Task directions
Output every record exactly and leave each picture out.

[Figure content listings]
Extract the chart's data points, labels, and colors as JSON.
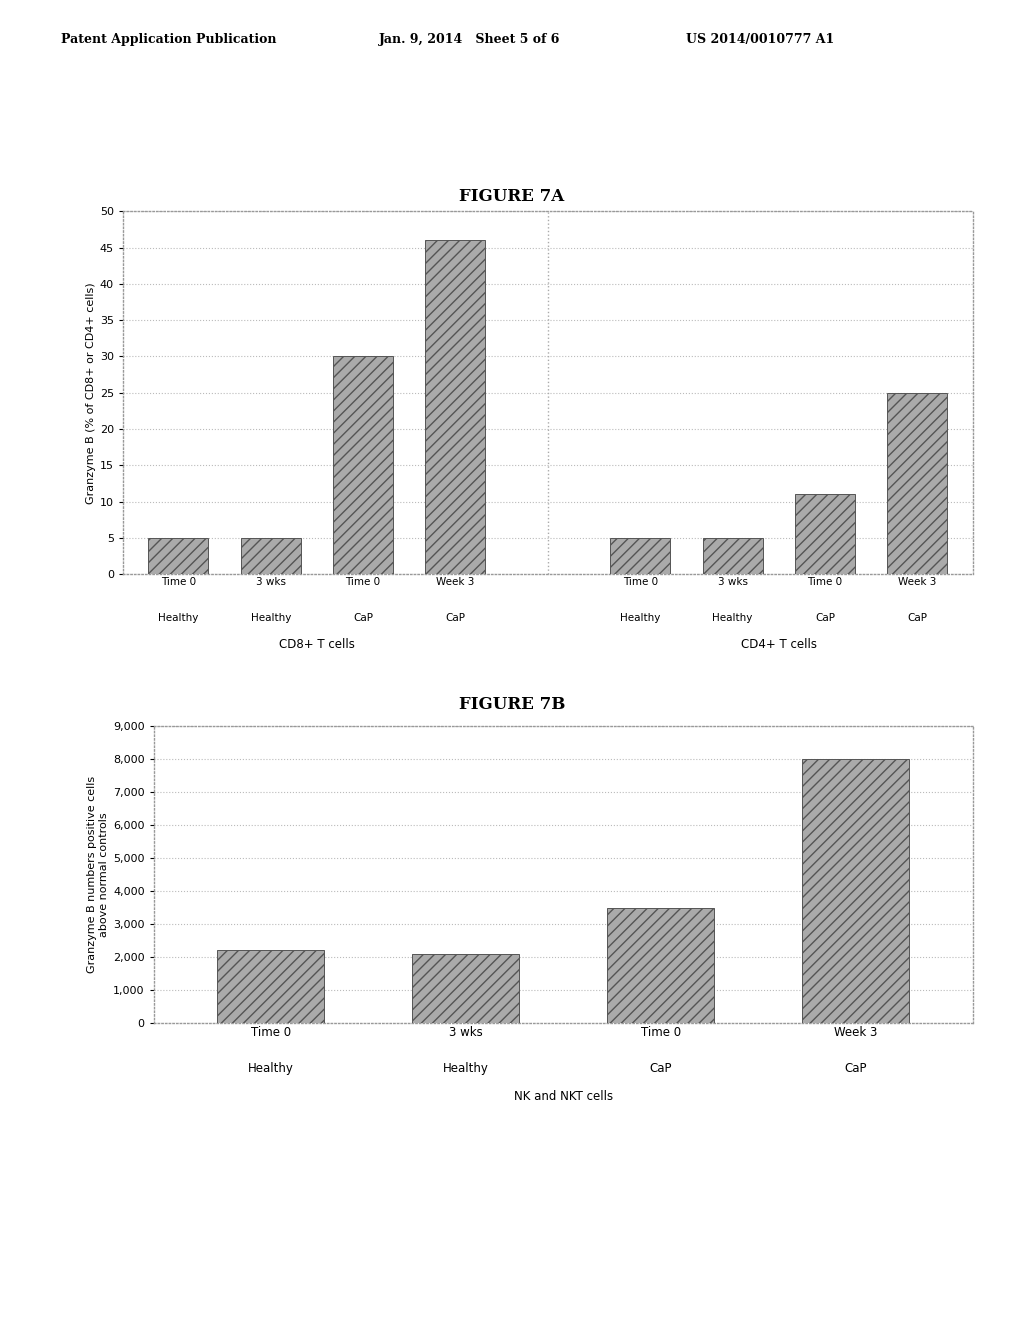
{
  "header_left": "Patent Application Publication",
  "header_mid": "Jan. 9, 2014   Sheet 5 of 6",
  "header_right": "US 2014/0010777 A1",
  "fig7a_title": "FIGURE 7A",
  "fig7b_title": "FIGURE 7B",
  "fig7a": {
    "values": [
      5,
      5,
      30,
      46,
      5,
      5,
      11,
      25
    ],
    "ylabel": "Granzyme B (% of CD8+ or CD4+ cells)",
    "ylim": [
      0,
      50
    ],
    "yticks": [
      0,
      5,
      10,
      15,
      20,
      25,
      30,
      35,
      40,
      45,
      50
    ],
    "time_labels": [
      "Time 0",
      "3 wks",
      "Time 0",
      "Week 3",
      "Time 0",
      "3 wks",
      "Time 0",
      "Week 3"
    ],
    "group_labels": [
      "Healthy",
      "Healthy",
      "CaP",
      "CaP",
      "Healthy",
      "Healthy",
      "CaP",
      "CaP"
    ],
    "group1_xlabel": "CD8+ T cells",
    "group2_xlabel": "CD4+ T cells"
  },
  "fig7b": {
    "values": [
      2200,
      2100,
      3500,
      8000
    ],
    "ylabel": "Granzyme B numbers positive cells\nabove normal controls",
    "ylim": [
      0,
      9000
    ],
    "yticks": [
      0,
      1000,
      2000,
      3000,
      4000,
      5000,
      6000,
      7000,
      8000,
      9000
    ],
    "time_labels": [
      "Time 0",
      "3 wks",
      "Time 0",
      "Week 3"
    ],
    "group_labels": [
      "Healthy",
      "Healthy",
      "CaP",
      "CaP"
    ],
    "xlabel": "NK and NKT cells"
  },
  "bar_color": "#aaaaaa",
  "bar_hatch": "///",
  "background_color": "#ffffff",
  "grid_color": "#bbbbbb",
  "border_color": "#999999"
}
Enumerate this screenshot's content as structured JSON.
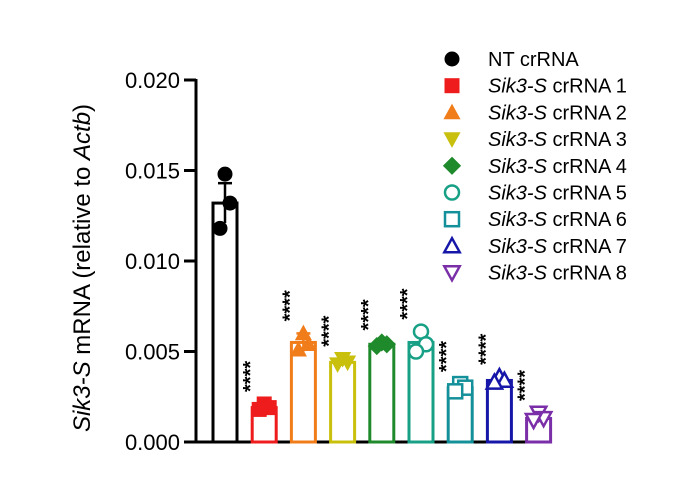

Problem solution
Extract the chart's data points, labels, and colors as JSON.
{
  "header_left": "Patent Application Publication",
  "header_mid": "Jan. 9, 2014   Sheet 5 of 6",
  "header_right": "US 2014/0010777 A1",
  "fig7a_title": "FIGURE 7A",
  "fig7b_title": "FIGURE 7B",
  "fig7a": {
    "values": [
      5,
      5,
      30,
      46,
      5,
      5,
      11,
      25
    ],
    "ylabel": "Granzyme B (% of CD8+ or CD4+ cells)",
    "ylim": [
      0,
      50
    ],
    "yticks": [
      0,
      5,
      10,
      15,
      20,
      25,
      30,
      35,
      40,
      45,
      50
    ],
    "time_labels": [
      "Time 0",
      "3 wks",
      "Time 0",
      "Week 3",
      "Time 0",
      "3 wks",
      "Time 0",
      "Week 3"
    ],
    "group_labels": [
      "Healthy",
      "Healthy",
      "CaP",
      "CaP",
      "Healthy",
      "Healthy",
      "CaP",
      "CaP"
    ],
    "group1_xlabel": "CD8+ T cells",
    "group2_xlabel": "CD4+ T cells"
  },
  "fig7b": {
    "values": [
      2200,
      2100,
      3500,
      8000
    ],
    "ylabel": "Granzyme B numbers positive cells\nabove normal controls",
    "ylim": [
      0,
      9000
    ],
    "yticks": [
      0,
      1000,
      2000,
      3000,
      4000,
      5000,
      6000,
      7000,
      8000,
      9000
    ],
    "time_labels": [
      "Time 0",
      "3 wks",
      "Time 0",
      "Week 3"
    ],
    "group_labels": [
      "Healthy",
      "Healthy",
      "CaP",
      "CaP"
    ],
    "xlabel": "NK and NKT cells"
  },
  "bar_color": "#aaaaaa",
  "bar_hatch": "///",
  "background_color": "#ffffff",
  "grid_color": "#bbbbbb",
  "border_color": "#999999"
}
Enumerate this screenshot's content as structured JSON.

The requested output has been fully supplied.